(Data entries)
—————

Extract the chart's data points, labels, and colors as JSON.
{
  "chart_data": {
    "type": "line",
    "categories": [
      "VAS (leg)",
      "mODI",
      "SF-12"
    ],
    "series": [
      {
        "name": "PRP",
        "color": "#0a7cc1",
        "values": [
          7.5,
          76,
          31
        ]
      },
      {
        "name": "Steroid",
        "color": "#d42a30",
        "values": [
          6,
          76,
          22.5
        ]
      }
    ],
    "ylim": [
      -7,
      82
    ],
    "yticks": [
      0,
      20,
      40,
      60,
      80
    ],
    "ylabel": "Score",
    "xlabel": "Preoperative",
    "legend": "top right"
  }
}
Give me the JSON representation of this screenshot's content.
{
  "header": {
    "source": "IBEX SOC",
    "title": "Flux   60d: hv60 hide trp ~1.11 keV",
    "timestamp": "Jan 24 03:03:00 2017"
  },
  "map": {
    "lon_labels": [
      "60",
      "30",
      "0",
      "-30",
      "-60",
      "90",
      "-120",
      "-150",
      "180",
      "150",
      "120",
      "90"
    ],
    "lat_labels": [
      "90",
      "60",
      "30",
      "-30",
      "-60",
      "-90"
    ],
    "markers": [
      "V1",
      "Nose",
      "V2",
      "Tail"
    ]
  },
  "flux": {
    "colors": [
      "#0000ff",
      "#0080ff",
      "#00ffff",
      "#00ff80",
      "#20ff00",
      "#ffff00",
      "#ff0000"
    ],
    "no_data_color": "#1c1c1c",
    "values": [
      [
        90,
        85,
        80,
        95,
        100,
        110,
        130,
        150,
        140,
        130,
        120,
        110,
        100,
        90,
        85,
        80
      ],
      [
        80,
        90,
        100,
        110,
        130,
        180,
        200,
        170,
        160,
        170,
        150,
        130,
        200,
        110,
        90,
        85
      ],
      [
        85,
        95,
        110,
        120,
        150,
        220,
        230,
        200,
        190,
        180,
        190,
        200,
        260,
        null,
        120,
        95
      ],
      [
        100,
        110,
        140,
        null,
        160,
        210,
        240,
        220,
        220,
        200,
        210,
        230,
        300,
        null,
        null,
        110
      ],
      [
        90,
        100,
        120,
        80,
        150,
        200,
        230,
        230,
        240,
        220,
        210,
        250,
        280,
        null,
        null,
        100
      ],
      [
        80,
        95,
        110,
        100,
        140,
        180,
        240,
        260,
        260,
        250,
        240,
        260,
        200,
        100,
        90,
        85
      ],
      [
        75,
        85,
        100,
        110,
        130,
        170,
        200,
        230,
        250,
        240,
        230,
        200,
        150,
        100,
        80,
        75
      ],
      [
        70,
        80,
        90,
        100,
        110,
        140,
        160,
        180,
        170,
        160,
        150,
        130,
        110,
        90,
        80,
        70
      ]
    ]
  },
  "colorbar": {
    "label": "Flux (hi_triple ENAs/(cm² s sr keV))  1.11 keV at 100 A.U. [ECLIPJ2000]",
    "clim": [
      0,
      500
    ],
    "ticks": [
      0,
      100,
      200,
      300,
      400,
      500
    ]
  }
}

—————

- **Problem to work on**:
Print out the whole listing exactly as it appears.

- **Finished answer**:
Extract the chart's data points, labels, and colors as JSON.
{
  "chart_data": {
    "type": "line",
    "categories": [
      "VAS (leg)",
      "mODI",
      "SF-12"
    ],
    "series": [
      {
        "name": "PRP",
        "color": "#0a7cc1",
        "values": [
          7.5,
          76,
          31
        ]
      },
      {
        "name": "Steroid",
        "color": "#d42a30",
        "values": [
          6,
          76,
          22.5
        ]
      }
    ],
    "ylim": [
      -7,
      82
    ],
    "yticks": [
      0,
      20,
      40,
      60,
      80
    ],
    "ylabel": "Score",
    "xlabel": "Preoperative",
    "legend": "top right"
  }
}
Give me the JSON representation of this screenshot's content.
{
  "header": {
    "source": "IBEX SOC",
    "title": "Flux   60d: hv60 hide trp ~1.11 keV",
    "timestamp": "Jan 24 03:03:00 2017"
  },
  "map": {
    "lon_labels": [
      "60",
      "30",
      "0",
      "-30",
      "-60",
      "90",
      "-120",
      "-150",
      "180",
      "150",
      "120",
      "90"
    ],
    "lat_labels": [
      "90",
      "60",
      "30",
      "-30",
      "-60",
      "-90"
    ],
    "markers": [
      "V1",
      "Nose",
      "V2",
      "Tail"
    ]
  },
  "flux": {
    "colors": [
      "#0000ff",
      "#0080ff",
      "#00ffff",
      "#00ff80",
      "#20ff00",
      "#ffff00",
      "#ff0000"
    ],
    "no_data_color": "#1c1c1c",
    "values": [
      [
        90,
        85,
        80,
        95,
        100,
        110,
        130,
        150,
        140,
        130,
        120,
        110,
        100,
        90,
        85,
        80
      ],
      [
        80,
        90,
        100,
        110,
        130,
        180,
        200,
        170,
        160,
        170,
        150,
        130,
        200,
        110,
        90,
        85
      ],
      [
        85,
        95,
        110,
        120,
        150,
        220,
        230,
        200,
        190,
        180,
        190,
        200,
        260,
        null,
        120,
        95
      ],
      [
        100,
        110,
        140,
        null,
        160,
        210,
        240,
        220,
        220,
        200,
        210,
        230,
        300,
        null,
        null,
        110
      ],
      [
        90,
        100,
        120,
        80,
        150,
        200,
        230,
        230,
        240,
        220,
        210,
        250,
        280,
        null,
        null,
        100
      ],
      [
        80,
        95,
        110,
        100,
        140,
        180,
        240,
        260,
        260,
        250,
        240,
        260,
        200,
        100,
        90,
        85
      ],
      [
        75,
        85,
        100,
        110,
        130,
        170,
        200,
        230,
        250,
        240,
        230,
        200,
        150,
        100,
        80,
        75
      ],
      [
        70,
        80,
        90,
        100,
        110,
        140,
        160,
        180,
        170,
        160,
        150,
        130,
        110,
        90,
        80,
        70
      ]
    ]
  },
  "colorbar": {
    "label": "Flux (hi_triple ENAs/(cm² s sr keV))  1.11 keV at 100 A.U. [ECLIPJ2000]",
    "clim": [
      0,
      500
    ],
    "ticks": [
      0,
      100,
      200,
      300,
      400,
      500
    ]
  }
}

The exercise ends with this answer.